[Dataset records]
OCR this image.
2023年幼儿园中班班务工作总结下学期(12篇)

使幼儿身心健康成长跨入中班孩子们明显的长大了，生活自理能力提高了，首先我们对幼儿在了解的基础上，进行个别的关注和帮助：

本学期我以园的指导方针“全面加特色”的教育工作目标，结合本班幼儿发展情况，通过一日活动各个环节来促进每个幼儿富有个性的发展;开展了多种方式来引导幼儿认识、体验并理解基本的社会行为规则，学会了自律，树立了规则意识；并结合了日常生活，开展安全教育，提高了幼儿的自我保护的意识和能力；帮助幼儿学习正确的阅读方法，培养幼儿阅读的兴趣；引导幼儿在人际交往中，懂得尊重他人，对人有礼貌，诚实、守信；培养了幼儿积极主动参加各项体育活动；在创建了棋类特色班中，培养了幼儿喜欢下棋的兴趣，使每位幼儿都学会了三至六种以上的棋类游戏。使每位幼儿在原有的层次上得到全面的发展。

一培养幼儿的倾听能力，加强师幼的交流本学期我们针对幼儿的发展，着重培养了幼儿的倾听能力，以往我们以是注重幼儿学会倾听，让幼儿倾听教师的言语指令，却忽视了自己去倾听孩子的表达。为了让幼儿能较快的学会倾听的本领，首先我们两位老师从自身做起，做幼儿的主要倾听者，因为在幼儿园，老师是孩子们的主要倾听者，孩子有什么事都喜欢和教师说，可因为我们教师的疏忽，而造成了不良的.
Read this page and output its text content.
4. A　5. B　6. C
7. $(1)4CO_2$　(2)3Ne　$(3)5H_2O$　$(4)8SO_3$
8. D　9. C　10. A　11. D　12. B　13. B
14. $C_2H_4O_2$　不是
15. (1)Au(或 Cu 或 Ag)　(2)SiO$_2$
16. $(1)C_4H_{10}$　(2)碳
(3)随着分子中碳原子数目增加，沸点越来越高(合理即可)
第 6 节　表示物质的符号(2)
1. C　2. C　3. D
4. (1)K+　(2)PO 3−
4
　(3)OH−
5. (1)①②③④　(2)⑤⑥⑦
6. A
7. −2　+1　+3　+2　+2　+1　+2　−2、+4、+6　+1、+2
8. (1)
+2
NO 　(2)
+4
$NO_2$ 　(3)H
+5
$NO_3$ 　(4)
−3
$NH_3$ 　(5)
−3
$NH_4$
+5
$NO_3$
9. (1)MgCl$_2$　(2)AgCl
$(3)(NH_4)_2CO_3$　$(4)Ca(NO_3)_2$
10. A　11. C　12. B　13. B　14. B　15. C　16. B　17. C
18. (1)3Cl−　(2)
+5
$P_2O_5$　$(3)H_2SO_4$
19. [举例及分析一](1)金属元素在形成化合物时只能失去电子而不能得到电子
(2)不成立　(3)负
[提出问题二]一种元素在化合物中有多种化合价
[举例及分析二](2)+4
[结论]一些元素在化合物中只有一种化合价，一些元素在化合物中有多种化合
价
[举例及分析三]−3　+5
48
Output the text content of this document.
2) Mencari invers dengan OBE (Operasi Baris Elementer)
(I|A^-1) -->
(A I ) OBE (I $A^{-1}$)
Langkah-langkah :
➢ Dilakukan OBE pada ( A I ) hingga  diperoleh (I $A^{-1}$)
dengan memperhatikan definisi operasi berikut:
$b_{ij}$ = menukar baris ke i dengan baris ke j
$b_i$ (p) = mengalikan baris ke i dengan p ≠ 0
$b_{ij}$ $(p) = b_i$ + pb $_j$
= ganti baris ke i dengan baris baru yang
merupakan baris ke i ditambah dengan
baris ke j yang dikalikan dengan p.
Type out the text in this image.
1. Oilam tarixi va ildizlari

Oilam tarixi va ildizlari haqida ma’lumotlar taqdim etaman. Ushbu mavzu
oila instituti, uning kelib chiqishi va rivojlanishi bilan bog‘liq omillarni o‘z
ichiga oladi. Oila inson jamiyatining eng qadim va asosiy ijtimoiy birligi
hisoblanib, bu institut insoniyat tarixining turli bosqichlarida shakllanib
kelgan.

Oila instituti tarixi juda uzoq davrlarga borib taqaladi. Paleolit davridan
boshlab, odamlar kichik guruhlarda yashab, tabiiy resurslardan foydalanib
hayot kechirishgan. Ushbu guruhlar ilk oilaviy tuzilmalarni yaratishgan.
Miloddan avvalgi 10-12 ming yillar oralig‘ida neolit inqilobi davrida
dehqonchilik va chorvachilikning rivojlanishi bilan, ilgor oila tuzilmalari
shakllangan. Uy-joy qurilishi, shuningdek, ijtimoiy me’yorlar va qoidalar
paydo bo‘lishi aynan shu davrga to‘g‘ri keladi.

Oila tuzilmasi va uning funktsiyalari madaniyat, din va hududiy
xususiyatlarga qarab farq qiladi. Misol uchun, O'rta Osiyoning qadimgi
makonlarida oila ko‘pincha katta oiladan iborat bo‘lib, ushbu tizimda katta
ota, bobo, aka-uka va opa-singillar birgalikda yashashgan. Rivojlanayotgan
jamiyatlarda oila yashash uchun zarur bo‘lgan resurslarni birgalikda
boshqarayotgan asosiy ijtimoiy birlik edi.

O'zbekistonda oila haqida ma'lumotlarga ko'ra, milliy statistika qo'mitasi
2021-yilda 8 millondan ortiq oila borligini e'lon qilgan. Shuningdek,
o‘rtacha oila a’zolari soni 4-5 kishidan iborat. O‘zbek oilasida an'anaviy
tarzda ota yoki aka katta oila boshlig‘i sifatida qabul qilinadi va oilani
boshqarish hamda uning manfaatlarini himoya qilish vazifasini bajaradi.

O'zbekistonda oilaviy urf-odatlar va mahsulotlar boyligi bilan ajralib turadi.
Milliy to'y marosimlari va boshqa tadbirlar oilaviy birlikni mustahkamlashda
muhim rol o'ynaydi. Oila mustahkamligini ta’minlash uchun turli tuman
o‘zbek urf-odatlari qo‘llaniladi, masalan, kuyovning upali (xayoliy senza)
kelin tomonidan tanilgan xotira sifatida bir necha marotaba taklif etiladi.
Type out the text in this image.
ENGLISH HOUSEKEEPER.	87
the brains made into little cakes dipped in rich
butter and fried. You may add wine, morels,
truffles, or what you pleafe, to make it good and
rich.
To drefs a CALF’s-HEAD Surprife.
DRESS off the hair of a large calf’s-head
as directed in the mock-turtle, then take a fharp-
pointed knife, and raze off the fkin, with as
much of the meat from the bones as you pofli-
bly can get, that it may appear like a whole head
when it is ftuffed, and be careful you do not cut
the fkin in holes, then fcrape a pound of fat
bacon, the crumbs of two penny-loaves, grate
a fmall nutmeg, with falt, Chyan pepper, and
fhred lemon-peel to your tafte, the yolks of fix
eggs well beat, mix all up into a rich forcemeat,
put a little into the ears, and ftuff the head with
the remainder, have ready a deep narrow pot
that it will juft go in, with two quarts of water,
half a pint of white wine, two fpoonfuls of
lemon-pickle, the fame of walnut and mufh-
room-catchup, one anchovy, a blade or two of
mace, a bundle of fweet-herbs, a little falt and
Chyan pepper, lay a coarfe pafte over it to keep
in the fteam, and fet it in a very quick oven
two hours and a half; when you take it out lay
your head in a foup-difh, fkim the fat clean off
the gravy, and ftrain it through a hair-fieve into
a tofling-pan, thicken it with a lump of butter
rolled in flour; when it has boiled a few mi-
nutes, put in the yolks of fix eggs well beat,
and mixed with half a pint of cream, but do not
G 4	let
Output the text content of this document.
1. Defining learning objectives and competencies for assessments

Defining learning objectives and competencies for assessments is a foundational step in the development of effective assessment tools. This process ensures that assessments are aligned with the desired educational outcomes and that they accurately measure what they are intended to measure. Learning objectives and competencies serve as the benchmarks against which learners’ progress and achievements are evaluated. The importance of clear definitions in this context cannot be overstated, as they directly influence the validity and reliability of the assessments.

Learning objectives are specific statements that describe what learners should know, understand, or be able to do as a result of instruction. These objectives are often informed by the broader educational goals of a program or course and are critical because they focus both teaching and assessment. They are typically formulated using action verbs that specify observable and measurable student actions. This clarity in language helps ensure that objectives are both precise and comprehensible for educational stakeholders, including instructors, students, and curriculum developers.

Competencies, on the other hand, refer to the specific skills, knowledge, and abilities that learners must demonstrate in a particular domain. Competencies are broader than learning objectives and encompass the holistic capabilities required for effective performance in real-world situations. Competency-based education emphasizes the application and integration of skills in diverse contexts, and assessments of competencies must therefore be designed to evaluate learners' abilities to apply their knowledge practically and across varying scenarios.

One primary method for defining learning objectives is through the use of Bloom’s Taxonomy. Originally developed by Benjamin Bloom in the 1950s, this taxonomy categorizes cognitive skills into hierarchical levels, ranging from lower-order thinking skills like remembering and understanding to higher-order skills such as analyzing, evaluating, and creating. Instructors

== JOB ==
Select and copy every line of the material that holds the string "zbekistonda".

== COMPLETE RESPONSE ==
O'zbekistonda oila haqida ma'lumotlarga ko'ra, milliy statistika qo'mitasi
O'zbekistonda oilaviy urf-odatlar va mahsulotlar boyligi bilan ajralib turadi.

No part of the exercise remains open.